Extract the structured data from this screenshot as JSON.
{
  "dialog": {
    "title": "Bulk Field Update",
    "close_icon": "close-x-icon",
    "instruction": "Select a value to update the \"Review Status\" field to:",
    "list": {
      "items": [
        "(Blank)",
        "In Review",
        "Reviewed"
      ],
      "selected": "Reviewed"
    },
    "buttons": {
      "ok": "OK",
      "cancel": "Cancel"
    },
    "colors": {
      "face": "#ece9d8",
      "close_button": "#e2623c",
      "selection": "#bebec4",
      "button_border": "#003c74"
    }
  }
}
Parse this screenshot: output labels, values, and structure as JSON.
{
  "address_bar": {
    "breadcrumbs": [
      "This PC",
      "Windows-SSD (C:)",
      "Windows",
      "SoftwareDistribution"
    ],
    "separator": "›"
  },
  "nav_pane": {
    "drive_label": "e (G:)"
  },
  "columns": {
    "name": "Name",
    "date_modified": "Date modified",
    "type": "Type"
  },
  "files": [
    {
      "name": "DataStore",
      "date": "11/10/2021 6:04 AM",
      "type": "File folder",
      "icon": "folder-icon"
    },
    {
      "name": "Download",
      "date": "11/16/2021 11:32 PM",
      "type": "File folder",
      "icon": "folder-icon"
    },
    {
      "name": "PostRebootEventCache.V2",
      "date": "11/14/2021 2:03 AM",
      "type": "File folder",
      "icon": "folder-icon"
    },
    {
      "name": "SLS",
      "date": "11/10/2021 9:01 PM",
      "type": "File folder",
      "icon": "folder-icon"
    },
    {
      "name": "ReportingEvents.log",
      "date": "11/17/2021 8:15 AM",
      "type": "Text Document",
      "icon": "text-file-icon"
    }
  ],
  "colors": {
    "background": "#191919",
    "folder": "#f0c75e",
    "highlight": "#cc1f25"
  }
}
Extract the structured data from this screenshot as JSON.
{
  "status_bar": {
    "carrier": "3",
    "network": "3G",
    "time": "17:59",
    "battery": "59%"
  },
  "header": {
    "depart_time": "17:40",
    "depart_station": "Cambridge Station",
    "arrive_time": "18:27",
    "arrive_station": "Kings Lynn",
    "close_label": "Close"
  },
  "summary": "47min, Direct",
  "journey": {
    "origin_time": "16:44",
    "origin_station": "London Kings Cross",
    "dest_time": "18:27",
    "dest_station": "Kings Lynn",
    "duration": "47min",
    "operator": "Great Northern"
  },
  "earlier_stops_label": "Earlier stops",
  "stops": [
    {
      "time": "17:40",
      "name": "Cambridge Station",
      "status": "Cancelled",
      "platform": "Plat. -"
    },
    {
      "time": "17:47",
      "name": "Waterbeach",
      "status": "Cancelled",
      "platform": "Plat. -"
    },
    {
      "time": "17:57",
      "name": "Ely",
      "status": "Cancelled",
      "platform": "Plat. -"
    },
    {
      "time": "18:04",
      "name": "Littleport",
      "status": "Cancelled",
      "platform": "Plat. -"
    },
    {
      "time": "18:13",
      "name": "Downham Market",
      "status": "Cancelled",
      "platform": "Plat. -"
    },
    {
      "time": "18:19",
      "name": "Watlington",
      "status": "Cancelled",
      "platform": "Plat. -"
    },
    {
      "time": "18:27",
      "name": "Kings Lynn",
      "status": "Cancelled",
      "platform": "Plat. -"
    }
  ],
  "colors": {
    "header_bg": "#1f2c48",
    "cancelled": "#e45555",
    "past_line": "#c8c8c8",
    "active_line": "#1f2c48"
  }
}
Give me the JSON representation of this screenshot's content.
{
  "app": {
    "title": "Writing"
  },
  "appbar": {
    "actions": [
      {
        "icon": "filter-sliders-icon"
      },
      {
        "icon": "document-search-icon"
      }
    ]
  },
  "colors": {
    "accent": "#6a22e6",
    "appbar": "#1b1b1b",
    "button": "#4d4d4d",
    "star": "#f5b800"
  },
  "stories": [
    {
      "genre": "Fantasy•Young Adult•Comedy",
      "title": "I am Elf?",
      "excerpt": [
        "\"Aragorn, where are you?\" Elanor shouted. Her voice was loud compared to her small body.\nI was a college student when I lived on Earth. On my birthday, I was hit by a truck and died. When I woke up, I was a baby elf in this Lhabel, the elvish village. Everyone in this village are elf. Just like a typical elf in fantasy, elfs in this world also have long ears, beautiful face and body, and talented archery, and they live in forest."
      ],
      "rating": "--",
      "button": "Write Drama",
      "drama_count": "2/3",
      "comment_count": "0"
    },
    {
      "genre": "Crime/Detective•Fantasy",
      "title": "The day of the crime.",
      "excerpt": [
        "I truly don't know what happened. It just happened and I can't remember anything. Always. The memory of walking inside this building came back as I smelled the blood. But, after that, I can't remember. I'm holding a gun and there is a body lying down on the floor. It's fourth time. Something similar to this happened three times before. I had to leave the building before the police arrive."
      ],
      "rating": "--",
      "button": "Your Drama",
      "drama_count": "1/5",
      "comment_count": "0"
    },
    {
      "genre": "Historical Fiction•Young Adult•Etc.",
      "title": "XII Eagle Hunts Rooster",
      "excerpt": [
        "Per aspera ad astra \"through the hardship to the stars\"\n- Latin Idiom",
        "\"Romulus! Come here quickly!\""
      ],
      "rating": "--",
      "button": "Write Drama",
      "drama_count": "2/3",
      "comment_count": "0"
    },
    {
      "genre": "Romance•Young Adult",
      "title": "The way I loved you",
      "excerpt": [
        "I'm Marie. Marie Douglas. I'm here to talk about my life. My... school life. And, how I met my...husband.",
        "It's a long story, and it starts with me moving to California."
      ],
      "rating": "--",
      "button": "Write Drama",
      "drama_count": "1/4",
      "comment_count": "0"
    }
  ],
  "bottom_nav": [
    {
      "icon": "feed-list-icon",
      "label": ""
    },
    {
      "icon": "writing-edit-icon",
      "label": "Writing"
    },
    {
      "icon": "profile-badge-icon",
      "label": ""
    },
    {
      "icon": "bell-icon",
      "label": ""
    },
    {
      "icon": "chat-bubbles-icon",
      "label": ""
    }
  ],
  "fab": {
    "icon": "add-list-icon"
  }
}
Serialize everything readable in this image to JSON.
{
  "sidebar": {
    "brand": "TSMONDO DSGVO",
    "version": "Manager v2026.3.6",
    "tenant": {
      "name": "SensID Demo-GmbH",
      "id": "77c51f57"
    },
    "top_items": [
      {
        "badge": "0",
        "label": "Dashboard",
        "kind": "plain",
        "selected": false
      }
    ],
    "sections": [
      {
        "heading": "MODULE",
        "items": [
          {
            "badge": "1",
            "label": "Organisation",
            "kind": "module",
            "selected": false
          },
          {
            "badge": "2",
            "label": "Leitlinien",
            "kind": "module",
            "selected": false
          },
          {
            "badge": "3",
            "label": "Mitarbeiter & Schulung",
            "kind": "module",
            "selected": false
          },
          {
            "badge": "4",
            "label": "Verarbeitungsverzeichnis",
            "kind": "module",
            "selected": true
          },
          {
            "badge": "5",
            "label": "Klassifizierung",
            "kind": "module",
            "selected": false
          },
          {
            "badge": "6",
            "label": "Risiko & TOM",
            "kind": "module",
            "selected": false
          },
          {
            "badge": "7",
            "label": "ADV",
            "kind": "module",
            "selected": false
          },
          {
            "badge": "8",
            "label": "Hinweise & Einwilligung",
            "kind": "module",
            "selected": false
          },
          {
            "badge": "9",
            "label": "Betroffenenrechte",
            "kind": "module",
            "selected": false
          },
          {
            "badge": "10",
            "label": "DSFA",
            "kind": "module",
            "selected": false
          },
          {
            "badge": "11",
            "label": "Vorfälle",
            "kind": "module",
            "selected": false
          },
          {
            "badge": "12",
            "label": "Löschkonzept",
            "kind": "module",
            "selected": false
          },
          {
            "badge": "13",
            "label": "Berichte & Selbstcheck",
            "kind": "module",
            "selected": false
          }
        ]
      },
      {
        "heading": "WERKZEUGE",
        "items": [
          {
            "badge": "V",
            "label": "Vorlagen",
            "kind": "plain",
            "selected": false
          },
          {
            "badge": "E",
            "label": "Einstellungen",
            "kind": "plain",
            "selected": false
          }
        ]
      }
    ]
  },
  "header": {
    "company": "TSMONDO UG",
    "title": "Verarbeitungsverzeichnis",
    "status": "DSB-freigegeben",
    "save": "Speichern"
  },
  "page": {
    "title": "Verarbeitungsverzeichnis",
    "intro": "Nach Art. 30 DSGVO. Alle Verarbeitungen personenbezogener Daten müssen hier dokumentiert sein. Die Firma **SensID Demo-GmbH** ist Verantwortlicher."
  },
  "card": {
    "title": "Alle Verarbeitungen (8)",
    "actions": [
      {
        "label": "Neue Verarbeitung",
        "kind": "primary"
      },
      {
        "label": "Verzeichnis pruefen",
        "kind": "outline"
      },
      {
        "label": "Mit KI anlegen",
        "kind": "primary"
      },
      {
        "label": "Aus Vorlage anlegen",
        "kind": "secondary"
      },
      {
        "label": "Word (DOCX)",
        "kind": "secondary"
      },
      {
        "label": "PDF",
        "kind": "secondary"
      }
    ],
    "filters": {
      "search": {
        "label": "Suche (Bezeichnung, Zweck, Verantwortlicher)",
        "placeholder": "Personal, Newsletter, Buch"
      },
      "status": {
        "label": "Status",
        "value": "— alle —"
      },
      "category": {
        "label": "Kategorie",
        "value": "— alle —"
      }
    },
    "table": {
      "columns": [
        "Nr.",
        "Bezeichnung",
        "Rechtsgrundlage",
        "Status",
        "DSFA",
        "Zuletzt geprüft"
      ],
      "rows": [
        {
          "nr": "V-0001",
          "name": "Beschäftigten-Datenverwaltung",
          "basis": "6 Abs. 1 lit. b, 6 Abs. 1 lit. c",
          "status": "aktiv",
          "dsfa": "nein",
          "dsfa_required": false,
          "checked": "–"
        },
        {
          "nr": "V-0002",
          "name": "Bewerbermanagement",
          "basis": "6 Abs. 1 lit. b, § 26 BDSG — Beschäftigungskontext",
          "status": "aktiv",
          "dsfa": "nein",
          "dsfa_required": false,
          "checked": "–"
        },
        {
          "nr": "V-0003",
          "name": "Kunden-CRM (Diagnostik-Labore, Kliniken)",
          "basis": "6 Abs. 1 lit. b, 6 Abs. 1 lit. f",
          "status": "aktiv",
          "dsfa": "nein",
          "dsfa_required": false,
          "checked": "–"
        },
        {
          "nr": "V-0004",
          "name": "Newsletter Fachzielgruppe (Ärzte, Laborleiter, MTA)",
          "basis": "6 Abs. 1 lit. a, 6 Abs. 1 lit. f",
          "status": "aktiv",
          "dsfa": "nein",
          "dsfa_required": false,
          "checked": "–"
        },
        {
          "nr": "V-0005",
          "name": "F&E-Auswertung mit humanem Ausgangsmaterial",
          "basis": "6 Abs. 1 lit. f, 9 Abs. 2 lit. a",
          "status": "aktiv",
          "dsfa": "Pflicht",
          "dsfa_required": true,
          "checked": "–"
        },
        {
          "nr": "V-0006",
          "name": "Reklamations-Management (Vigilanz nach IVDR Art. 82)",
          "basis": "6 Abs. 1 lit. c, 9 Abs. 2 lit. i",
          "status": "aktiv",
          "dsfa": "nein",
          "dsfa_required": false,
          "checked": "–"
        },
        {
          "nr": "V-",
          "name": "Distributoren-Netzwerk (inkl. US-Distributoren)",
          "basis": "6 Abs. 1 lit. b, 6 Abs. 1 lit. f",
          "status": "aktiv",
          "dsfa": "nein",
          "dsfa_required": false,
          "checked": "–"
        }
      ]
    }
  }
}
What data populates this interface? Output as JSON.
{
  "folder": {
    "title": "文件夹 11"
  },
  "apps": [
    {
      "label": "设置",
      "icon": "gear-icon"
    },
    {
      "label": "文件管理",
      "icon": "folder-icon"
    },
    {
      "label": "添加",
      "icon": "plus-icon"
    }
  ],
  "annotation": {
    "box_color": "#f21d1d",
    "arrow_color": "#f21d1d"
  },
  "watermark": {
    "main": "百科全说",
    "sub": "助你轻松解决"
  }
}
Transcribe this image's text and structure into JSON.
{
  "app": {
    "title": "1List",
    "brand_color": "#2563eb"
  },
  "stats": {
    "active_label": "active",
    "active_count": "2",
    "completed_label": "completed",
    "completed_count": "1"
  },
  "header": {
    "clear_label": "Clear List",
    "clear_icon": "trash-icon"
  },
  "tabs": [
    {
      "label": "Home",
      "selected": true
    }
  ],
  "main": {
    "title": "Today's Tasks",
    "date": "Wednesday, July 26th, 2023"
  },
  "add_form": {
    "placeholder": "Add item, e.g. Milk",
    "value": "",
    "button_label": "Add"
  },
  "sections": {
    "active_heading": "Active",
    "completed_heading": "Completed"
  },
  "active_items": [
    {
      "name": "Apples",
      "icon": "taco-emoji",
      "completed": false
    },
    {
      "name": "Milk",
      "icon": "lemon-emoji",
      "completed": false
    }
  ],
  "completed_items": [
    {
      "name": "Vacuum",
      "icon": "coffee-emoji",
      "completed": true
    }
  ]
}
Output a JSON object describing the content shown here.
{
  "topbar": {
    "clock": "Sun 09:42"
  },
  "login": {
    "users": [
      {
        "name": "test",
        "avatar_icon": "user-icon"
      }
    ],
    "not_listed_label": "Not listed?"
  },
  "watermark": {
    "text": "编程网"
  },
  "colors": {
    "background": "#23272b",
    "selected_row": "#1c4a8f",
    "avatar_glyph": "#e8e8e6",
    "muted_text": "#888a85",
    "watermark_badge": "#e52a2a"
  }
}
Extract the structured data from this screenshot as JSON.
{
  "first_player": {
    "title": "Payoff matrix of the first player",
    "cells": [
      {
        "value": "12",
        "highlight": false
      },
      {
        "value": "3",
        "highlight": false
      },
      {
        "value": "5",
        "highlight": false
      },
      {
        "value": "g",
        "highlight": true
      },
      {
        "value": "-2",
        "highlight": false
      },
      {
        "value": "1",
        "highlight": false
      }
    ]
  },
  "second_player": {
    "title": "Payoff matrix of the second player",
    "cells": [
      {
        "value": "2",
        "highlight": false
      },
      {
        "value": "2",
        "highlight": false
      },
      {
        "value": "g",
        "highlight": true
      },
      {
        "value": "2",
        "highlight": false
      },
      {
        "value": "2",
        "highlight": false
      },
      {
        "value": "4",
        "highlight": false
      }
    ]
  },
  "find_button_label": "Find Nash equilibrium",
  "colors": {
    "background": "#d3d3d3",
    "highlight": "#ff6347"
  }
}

THE EXERCISE:
Pick out every line holding the string "Demo" and return it.

EXPECTED OUTPUT:
      "name": "SensID Demo-GmbH",
    "intro": "Nach Art. 30 DSGVO. Alle Verarbeitungen personenbezogener Daten müssen hier dokumentiert sein. Die Firma **SensID Demo-GmbH** ist Verantwortlicher."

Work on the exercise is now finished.